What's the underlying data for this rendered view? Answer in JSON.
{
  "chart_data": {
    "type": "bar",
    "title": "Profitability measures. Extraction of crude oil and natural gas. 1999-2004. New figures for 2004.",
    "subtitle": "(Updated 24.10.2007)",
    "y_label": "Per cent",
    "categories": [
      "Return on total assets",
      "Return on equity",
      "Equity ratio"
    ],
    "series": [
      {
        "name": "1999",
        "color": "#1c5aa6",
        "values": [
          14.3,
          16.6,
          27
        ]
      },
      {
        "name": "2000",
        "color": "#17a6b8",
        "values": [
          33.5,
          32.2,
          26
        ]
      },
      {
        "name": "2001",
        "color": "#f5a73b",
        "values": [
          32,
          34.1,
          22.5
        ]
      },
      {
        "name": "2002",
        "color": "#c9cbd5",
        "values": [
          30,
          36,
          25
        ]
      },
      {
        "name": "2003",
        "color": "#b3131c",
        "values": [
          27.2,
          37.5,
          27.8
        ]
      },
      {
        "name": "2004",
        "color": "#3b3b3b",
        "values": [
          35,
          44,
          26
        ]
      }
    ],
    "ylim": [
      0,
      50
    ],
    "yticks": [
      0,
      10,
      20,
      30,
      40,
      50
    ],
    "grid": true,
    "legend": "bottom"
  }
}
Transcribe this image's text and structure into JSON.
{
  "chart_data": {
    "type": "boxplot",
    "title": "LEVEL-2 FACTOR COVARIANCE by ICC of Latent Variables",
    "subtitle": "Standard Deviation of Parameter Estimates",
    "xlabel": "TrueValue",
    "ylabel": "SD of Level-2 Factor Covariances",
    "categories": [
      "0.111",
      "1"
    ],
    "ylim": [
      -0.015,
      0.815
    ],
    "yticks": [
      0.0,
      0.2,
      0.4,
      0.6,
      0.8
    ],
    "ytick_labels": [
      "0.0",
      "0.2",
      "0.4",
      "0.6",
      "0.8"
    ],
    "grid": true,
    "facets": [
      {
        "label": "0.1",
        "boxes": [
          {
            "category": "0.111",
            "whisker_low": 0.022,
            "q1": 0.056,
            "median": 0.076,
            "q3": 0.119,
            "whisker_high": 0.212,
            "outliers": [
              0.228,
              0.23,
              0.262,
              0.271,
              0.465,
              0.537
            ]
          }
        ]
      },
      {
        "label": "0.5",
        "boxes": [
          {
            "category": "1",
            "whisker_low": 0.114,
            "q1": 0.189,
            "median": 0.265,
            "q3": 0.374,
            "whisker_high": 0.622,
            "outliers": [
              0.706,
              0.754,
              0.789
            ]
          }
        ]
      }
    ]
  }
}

···

**YOUR GOAL:** Which lines in the data above contain "subtitle"? Show each one.

**WRITTEN ANSWER:**
    "subtitle": "(Updated 24.10.2007)",
    "subtitle": "Standard Deviation of Parameter Estimates",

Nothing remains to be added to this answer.